■ THE REQUEST
All lines holding the string "this" are to be shown.

*** TASK INPUTS ***

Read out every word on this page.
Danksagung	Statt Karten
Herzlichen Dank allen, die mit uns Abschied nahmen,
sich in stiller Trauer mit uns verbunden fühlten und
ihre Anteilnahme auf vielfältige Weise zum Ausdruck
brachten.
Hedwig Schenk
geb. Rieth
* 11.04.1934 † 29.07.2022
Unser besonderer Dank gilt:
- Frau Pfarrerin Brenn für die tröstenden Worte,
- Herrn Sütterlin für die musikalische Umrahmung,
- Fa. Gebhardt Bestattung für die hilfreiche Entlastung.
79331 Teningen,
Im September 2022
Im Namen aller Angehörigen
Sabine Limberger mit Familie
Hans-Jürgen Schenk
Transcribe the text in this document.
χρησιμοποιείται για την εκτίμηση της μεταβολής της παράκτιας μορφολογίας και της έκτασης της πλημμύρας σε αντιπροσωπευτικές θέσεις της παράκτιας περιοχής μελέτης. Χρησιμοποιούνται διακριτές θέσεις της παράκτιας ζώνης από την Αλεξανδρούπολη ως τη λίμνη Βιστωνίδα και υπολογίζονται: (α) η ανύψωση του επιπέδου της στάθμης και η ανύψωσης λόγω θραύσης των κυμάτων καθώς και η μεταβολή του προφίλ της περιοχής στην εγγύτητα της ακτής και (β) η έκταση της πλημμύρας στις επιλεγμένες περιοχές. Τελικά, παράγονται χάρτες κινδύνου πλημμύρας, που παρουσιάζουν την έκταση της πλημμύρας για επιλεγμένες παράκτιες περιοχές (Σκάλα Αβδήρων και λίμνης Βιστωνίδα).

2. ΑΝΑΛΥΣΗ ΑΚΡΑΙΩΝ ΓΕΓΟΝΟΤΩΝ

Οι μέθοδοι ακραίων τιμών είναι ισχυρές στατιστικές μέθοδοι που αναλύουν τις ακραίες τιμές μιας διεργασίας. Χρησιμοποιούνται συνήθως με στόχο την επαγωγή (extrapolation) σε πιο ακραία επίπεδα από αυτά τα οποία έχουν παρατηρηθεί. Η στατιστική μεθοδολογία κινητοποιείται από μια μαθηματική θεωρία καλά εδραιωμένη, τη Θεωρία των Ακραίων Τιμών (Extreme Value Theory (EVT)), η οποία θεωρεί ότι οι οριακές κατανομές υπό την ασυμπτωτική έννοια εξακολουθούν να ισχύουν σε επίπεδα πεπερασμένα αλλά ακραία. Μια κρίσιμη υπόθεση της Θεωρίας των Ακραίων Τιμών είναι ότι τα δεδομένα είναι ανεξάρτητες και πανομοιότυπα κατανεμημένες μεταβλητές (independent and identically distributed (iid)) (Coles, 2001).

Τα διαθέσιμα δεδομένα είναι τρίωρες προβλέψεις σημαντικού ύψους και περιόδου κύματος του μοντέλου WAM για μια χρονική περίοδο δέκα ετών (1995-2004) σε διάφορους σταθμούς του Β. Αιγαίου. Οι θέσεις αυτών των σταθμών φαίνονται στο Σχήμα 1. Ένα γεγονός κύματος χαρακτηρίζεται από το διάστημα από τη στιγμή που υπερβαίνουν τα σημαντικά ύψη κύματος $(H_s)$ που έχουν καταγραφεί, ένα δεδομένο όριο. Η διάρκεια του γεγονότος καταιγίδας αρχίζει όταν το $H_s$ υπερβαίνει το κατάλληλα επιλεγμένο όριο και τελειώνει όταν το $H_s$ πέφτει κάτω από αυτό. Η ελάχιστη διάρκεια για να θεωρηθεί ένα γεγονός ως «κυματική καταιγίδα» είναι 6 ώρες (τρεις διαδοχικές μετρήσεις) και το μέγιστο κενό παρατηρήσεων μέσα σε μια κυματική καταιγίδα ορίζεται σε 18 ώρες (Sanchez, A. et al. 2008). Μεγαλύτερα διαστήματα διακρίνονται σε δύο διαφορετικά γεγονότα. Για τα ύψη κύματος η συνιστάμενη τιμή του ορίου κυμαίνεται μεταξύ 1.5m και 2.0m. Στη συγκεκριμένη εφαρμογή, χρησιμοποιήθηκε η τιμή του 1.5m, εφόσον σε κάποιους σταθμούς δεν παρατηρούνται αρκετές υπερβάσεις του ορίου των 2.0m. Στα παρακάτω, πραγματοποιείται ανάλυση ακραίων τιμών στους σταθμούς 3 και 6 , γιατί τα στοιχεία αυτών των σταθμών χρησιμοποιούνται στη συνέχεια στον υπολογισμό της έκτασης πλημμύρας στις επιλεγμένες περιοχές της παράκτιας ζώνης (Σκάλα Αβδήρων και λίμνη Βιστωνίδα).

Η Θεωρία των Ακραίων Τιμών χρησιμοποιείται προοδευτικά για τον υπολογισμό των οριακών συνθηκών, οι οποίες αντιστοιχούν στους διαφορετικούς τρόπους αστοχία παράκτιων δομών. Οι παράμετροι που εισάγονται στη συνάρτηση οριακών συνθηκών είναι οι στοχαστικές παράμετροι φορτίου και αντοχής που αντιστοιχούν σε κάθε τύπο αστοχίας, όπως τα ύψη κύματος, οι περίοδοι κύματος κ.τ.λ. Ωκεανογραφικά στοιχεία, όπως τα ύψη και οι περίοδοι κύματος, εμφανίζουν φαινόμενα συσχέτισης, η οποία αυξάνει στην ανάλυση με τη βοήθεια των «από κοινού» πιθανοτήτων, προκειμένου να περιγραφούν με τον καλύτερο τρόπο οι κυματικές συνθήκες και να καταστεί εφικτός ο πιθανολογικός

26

***

■ SOLVED PROBLEM
Read out every word on this page.
Transcribe the text in this document.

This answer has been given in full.